▶ Work to be completed
Wherever the word "increasing" appears in the entries, copy the whole line.

# Start of Task data

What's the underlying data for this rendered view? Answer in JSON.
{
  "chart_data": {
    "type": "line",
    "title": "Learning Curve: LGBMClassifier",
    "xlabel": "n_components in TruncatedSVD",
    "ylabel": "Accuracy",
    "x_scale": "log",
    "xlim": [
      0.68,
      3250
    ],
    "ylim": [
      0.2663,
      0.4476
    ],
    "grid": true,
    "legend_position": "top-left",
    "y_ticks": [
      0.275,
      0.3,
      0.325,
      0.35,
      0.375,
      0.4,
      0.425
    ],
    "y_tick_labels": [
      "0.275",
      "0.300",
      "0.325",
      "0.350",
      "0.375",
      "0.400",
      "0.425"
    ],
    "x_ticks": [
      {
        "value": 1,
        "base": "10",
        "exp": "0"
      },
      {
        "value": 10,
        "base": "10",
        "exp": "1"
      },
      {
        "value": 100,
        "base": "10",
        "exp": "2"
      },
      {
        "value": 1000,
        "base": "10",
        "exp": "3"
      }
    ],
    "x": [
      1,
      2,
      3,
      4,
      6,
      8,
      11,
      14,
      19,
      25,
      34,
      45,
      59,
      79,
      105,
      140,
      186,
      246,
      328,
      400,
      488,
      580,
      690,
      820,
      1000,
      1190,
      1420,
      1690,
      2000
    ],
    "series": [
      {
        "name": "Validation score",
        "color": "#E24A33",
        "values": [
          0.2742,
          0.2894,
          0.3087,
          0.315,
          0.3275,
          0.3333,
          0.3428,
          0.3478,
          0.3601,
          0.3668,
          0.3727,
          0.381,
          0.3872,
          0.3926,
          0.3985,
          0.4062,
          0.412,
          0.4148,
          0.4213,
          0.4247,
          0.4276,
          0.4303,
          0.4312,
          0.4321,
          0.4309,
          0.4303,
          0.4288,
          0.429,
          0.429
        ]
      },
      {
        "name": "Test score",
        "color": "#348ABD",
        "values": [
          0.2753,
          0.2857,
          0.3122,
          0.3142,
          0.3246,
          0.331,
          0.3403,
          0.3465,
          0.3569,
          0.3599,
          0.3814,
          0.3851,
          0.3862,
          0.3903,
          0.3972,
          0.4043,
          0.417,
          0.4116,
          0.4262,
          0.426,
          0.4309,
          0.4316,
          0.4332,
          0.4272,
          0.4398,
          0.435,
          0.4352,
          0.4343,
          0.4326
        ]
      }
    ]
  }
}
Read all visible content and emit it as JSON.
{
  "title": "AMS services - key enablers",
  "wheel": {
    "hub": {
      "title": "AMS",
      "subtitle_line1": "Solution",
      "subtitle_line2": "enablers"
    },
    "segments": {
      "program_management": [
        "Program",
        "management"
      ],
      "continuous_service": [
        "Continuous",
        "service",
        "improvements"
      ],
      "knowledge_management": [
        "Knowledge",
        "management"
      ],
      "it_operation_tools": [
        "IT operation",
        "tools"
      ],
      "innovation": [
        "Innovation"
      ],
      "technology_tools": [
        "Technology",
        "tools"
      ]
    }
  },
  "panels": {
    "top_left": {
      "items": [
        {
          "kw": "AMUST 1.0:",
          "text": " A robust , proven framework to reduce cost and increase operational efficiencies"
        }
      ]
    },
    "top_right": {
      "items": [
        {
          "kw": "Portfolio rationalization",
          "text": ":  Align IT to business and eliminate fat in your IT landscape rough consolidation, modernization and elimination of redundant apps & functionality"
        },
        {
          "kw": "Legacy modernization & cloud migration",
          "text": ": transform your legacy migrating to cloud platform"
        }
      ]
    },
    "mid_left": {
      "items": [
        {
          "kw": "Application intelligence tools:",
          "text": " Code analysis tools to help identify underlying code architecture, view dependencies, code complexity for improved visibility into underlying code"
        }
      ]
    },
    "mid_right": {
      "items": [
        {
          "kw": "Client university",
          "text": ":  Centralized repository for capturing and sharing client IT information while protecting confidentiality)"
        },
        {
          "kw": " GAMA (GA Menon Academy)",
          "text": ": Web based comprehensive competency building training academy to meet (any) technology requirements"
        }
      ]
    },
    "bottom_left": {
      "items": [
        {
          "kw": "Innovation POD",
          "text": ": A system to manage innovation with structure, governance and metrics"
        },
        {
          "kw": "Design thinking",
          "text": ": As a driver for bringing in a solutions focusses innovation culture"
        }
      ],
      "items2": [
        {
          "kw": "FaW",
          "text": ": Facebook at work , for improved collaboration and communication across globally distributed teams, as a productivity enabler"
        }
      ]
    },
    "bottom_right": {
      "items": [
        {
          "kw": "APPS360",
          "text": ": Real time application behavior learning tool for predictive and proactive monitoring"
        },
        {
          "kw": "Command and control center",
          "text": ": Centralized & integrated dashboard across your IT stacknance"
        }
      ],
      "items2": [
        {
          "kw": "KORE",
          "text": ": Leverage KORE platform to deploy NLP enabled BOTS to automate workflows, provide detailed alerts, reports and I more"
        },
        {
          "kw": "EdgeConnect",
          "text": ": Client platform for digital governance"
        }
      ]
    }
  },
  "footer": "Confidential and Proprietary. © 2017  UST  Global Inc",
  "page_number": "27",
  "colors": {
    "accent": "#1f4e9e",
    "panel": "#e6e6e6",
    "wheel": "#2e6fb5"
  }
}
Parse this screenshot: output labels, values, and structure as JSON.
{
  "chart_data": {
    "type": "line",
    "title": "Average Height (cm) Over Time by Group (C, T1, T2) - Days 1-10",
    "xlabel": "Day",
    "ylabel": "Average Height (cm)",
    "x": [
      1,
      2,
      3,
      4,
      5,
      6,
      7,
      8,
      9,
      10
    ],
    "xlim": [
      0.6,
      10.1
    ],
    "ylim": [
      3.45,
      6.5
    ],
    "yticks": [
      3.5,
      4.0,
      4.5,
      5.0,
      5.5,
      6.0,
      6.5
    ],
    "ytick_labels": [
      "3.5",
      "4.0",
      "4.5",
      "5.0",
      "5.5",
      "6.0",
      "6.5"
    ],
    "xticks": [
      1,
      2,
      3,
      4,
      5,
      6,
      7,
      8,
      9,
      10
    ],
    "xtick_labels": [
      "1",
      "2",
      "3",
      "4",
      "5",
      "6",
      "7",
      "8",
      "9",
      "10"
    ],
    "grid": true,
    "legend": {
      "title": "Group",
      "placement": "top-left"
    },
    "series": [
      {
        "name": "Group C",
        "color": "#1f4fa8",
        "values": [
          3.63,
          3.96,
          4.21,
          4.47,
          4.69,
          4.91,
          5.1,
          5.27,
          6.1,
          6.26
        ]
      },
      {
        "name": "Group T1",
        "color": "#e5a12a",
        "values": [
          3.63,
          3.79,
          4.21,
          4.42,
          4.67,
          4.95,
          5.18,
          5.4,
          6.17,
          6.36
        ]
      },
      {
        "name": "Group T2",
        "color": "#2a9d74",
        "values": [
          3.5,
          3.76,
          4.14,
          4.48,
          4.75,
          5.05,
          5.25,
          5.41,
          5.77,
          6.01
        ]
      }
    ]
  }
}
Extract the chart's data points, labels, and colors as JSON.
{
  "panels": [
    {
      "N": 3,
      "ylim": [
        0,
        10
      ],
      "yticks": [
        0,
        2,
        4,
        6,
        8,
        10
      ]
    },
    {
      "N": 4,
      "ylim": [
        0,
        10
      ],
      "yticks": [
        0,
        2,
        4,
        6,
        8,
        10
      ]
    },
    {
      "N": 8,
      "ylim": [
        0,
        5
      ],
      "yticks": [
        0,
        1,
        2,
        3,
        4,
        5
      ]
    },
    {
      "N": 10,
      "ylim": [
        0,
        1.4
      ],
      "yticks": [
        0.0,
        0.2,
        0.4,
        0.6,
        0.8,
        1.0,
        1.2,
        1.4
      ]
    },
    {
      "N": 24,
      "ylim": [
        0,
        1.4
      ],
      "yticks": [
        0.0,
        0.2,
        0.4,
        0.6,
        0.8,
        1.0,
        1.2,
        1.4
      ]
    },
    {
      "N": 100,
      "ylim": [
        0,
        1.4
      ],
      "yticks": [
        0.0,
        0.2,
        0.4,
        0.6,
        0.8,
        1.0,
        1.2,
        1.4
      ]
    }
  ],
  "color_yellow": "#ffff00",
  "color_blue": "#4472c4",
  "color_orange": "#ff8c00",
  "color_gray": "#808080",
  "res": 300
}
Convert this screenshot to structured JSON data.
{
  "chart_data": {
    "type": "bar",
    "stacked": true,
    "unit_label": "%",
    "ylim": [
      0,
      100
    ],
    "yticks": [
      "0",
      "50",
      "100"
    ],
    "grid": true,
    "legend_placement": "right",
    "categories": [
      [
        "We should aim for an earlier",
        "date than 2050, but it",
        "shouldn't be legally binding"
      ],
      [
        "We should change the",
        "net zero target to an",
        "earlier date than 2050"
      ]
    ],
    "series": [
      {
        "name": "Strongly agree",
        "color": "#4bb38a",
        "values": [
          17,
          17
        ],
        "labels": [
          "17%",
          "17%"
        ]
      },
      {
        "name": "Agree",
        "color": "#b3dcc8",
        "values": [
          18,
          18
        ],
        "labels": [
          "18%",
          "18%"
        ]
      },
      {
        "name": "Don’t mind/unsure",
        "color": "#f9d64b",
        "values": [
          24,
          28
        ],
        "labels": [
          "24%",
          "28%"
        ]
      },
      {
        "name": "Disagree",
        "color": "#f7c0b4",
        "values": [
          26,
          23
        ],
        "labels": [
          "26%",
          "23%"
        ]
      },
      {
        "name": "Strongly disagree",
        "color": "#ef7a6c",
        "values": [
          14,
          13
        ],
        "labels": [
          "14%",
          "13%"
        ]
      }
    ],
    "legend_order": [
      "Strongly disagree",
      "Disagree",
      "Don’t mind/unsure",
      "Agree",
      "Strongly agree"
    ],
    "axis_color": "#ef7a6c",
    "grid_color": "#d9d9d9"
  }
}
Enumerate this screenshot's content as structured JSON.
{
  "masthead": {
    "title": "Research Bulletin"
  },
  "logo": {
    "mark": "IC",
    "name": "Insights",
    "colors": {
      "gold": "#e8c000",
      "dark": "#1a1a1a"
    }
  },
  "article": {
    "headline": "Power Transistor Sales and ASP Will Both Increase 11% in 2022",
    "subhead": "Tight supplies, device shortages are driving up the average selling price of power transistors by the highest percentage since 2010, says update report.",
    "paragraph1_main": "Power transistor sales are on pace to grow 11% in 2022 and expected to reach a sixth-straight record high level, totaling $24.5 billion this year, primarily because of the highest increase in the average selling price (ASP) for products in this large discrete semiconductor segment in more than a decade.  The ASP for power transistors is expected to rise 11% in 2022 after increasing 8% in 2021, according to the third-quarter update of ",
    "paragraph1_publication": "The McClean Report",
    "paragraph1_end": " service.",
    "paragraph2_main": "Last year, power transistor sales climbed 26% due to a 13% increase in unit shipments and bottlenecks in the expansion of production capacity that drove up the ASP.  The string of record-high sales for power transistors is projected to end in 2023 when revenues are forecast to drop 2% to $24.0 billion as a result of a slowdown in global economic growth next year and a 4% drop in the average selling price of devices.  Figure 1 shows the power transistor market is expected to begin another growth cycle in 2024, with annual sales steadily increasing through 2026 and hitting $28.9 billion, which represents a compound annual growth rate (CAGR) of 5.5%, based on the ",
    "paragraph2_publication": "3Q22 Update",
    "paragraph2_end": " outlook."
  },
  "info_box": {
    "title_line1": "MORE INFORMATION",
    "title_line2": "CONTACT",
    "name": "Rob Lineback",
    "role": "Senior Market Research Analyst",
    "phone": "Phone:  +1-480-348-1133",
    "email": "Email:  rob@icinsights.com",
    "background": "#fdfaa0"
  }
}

# End of Task data

▶ In response
    "paragraph1_main": "Power transistor sales are on pace to grow 11% in 2022 and expected to reach a sixth-straight record high level, totaling $24.5 billion this year, primarily because of the highest increase in the average selling price (ASP) for products in this large discrete semiconductor segment in more than a decade.  The ASP for power transistors is expected to rise 11% in 2022 after increasing 8% in 2021, according to the third-quarter update of ",
    "paragraph2_main": "Last year, power transistor sales climbed 26% due to a 13% increase in unit shipments and bottlenecks in the expansion of production capacity that drove up the ASP.  The string of record-high sales for power transistors is projected to end in 2023 when revenues are forecast to drop 2% to $24.0 billion as a result of a slowdown in global economic growth next year and a 4% drop in the average selling price of devices.  Figure 1 shows the power transistor market is expected to begin another growth cycle in 2024, with annual sales steadily increasing through 2026 and hitting $28.9 billion, which represents a compound annual growth rate (CAGR) of 5.5%, based on the ",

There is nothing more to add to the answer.